Look through the material below. Copy every line with the string "personal" in it.

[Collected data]
----------
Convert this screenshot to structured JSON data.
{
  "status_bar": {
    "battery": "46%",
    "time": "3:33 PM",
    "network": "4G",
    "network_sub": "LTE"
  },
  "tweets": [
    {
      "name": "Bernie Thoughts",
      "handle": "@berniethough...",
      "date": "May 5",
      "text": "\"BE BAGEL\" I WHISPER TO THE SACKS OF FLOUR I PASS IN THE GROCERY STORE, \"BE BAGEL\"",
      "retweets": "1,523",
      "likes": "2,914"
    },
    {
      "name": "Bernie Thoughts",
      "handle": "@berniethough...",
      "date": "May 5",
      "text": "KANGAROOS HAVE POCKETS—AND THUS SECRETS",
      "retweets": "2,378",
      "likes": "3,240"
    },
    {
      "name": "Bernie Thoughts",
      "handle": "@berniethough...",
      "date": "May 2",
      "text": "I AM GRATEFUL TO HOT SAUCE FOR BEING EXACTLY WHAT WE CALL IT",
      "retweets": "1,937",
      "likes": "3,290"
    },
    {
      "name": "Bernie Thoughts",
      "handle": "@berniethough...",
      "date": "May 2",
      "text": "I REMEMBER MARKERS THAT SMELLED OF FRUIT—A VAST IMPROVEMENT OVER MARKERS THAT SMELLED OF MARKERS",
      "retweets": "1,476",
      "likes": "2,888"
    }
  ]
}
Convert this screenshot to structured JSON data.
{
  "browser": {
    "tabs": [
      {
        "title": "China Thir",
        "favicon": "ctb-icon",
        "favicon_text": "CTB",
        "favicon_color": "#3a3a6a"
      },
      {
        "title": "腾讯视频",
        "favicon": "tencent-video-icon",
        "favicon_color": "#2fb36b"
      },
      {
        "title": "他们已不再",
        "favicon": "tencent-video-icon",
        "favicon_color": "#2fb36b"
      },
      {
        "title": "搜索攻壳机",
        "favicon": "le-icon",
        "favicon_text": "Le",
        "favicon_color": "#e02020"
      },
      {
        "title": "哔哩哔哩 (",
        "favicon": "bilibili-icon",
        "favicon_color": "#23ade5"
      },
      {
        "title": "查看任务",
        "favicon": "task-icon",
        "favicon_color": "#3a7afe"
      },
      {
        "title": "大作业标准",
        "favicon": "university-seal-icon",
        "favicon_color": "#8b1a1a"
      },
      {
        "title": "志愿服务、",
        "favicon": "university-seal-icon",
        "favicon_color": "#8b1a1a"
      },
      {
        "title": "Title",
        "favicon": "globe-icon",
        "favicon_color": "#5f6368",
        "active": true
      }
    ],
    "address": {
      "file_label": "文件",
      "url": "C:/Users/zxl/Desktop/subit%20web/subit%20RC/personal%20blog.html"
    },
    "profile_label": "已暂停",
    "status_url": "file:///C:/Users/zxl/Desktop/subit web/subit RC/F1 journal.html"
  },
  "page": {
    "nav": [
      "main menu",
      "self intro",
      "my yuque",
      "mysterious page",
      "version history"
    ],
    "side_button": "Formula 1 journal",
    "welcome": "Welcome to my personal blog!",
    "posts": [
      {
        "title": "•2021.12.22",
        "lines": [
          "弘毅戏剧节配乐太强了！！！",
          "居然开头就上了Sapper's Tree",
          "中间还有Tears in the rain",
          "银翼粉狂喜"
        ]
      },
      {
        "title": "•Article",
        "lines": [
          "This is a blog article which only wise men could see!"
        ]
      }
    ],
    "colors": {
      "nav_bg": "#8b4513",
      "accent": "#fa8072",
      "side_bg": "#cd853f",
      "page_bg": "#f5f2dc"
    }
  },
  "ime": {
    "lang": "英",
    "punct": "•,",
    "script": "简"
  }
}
----------
### RESPONSE
      "url": "C:/Users/zxl/Desktop/subit%20web/subit%20RC/personal%20blog.html"
    "welcome": "Welcome to my personal blog!",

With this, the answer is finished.